Foto: Kemah Seni Festival
Setelah menyukseskan acara Kemah Seni Festival yang petama pada tahun 2021, dan yang kedua pada tahun 2022, kali ini Cilebut Art Project kembali menjadi magnet para pegiat seni, untuk bercampur-baur, menumpahkan bakat dan kemampuannya dalam wadah Kemah Seni Festival yang ketiga, pada 11 – 12 November 2023, di Bumi Perkemahan Sukamantri, Kecamatan Tamansari, Kabupaten Bogor.
Para aktor teater, pantomime, musikus, dan para pementas lainnya mampu menghipnotis para penonton hingga lupa gemercik gerimis yang jatuh bergantian membasahi kepala, pundak, dan kaki mereka. Semalam suntuk, para pementas menyuguhkan sajian yang menghangatkan suasana, lengkap dengan nilai-nilai kritik sosial, fenomena budaya, sebagai refleksi atas jalan kehidupan.
Lagi-lagi Cilebut Art Project berhasil memberikan wadah untuk menghabiskan weekend para pecinta seni di alam terbuka bersama tontonan yang layak dinikmati semua usia. Namun, kenikmatan yang dirasakan oleh para peserta, dan penampil, barang tentu dihasilkan dari kerja cerdas para panitia dalam mengemas dan menyembunyikan problematika di dalamnya. Kita, tahunya acara KSF 2023 berhasil, tanpa mengetahui susah payah para panitia di dalamnya.

_Cuplikan Catatan:_
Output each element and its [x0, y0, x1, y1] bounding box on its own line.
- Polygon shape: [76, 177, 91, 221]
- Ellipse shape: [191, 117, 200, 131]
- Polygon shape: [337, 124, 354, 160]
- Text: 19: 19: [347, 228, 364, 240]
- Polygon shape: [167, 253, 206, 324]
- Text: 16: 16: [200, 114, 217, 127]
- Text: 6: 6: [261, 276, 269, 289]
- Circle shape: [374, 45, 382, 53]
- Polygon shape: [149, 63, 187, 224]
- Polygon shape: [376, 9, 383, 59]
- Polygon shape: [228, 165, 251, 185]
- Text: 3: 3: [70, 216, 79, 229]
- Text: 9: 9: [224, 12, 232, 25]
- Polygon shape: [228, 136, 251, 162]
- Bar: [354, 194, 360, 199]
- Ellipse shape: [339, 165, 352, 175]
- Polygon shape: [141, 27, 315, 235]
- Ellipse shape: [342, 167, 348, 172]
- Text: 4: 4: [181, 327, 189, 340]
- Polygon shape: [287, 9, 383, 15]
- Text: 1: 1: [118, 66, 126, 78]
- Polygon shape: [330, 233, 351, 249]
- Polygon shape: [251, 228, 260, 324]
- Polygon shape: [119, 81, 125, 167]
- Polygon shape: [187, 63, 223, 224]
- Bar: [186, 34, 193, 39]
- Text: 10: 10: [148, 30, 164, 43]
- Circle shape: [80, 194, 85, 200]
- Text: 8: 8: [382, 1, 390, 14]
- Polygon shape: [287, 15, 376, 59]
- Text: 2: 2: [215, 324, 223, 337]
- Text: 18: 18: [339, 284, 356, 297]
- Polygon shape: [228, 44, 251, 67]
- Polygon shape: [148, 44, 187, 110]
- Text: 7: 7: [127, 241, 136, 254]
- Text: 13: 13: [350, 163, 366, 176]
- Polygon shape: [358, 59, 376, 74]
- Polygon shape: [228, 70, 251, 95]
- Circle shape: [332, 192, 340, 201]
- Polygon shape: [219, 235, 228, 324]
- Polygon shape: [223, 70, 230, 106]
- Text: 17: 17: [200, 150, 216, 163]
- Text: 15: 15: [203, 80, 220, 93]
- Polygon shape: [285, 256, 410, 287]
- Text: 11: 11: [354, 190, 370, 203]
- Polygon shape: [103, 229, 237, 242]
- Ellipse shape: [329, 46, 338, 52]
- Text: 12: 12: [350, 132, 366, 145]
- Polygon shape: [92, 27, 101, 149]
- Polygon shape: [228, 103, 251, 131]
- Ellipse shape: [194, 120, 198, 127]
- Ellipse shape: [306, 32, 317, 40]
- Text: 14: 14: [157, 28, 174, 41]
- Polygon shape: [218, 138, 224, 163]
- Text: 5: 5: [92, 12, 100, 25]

_Daftar Tugas:_
1. Terjemahkan kalimat dari teks sumber ini ke dalam bahasa Inggris: "Lagi-lagi Cilebut Art Project berhasil memberikan wadah untuk menghabiskan weekend para pecinta seni di alam terbuka bersama tontonan yang layak dinikmati semua usia."
2. Ganti nama "Polygon shape" menjadi "Bentuk poligon" pada rentang catatan mulai dari awal catatan hingga baris yang memuat "- Text: 16: 16: [200, 114, 217, 127]". Tuliskan ulang rentang itu saja, tanpa mengubah bagian lainnya.
Catatan di atas sama sekali tidak berhubungan dengan teks sumber.

_Jawaban Tugas:_
1. Once again, Cilebut Art Project has succeeded in providing a space for art lovers to spend their weekend in the open air, with shows that people of all ages can enjoy.

2.
Output each element and its [x0, y0, x1, y1] bounding box on its own line.
- Bentuk poligon: [76, 177, 91, 221]
- Ellipse shape: [191, 117, 200, 131]
- Bentuk poligon: [337, 124, 354, 160]
- Text: 19: 19: [347, 228, 364, 240]
- Bentuk poligon: [167, 253, 206, 324]
- Text: 16: 16: [200, 114, 217, 127]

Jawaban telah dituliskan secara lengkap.